Data provided start
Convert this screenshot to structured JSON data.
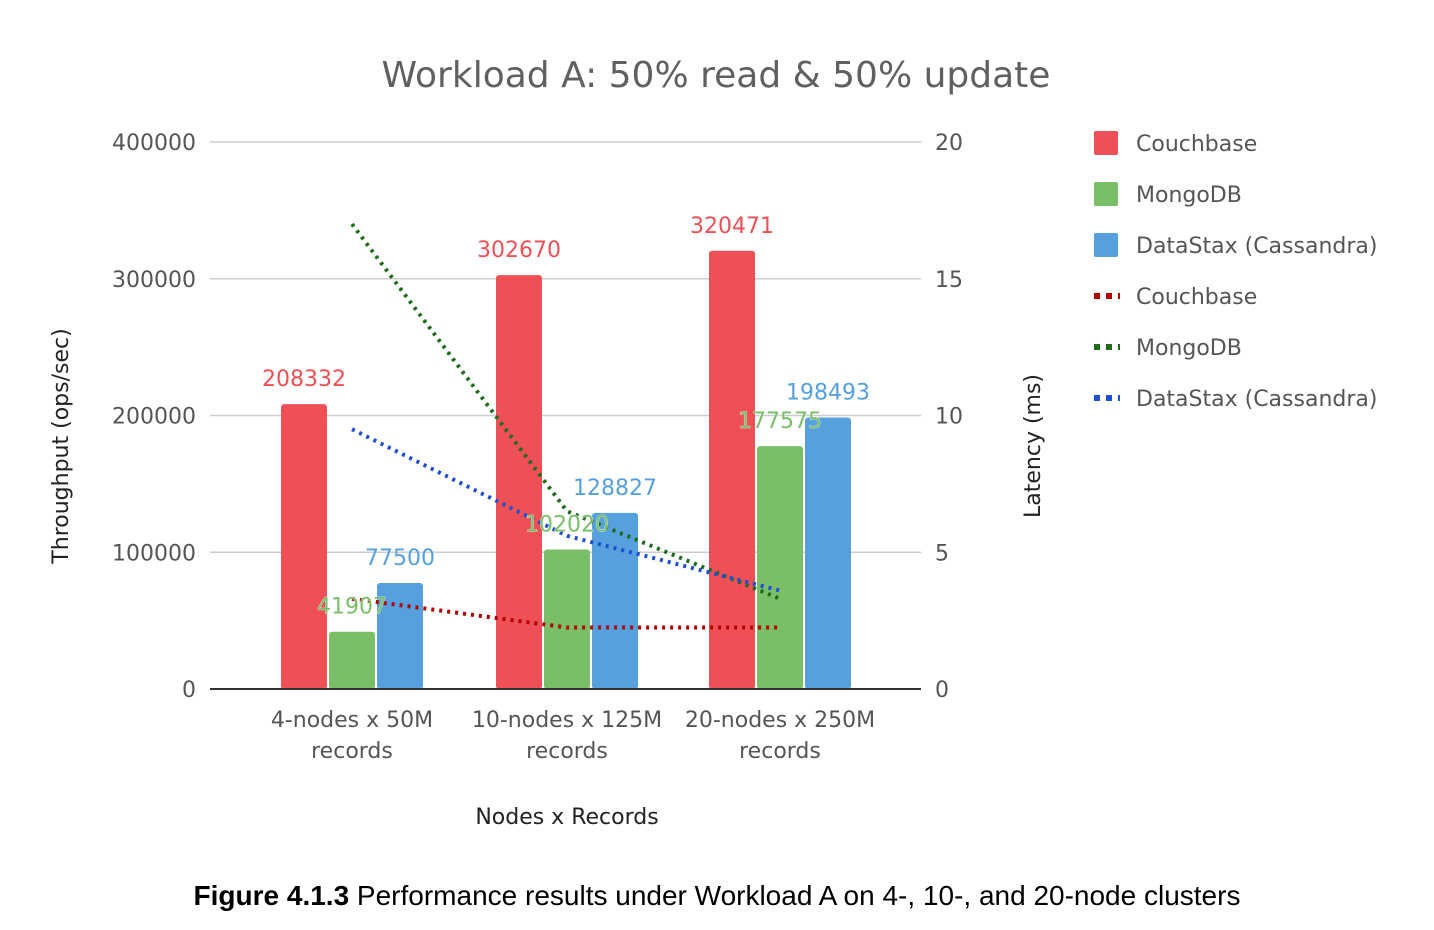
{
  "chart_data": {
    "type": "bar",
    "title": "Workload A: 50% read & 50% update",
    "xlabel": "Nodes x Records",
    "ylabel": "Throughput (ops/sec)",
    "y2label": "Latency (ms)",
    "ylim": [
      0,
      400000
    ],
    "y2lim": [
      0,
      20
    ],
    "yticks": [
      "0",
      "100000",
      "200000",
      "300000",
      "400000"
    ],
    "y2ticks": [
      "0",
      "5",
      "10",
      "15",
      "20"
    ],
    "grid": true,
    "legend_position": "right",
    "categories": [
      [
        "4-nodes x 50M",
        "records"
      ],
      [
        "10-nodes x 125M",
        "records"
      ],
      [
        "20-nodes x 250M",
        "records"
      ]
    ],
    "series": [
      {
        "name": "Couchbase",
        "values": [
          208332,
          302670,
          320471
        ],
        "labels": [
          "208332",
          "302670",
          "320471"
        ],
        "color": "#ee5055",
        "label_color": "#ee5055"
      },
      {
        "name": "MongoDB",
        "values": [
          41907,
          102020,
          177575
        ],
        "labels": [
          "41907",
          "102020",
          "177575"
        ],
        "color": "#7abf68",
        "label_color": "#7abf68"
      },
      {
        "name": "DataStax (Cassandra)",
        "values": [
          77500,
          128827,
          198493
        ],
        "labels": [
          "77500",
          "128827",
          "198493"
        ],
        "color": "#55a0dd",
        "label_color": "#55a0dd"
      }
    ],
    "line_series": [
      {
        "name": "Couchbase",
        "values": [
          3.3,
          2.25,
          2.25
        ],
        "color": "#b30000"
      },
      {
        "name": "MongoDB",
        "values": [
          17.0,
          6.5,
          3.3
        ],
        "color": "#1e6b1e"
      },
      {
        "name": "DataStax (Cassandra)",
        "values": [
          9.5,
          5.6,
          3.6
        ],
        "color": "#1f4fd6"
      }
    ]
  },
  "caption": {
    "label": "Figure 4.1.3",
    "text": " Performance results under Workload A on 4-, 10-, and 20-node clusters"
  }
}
Data provided end
Data provided start
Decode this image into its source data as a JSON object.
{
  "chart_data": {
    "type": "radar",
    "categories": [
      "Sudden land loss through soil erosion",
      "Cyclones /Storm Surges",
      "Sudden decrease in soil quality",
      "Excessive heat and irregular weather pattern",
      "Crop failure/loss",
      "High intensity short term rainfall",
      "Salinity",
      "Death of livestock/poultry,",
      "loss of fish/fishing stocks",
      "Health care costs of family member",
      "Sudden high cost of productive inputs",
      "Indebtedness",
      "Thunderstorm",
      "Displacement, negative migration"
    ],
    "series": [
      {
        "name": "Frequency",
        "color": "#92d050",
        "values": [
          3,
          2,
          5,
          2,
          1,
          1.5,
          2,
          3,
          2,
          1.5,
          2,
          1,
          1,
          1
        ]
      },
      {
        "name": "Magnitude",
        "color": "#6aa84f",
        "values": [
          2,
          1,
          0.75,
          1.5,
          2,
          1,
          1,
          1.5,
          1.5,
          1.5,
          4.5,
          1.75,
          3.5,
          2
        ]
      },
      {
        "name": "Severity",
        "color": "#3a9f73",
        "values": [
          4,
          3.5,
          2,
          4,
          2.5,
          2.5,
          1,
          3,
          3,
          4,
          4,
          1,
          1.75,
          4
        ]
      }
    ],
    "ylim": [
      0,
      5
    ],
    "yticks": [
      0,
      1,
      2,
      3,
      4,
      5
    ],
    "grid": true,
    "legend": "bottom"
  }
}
Data provided end
◆ Exercise objective ◆
Copy, from the material above, each line in which the string "Workload" occurs.

◆ Complete response ◆
    "title": "Workload A: 50% read & 50% update",
    "text": " Performance results under Workload A on 4-, 10-, and 20-node clusters"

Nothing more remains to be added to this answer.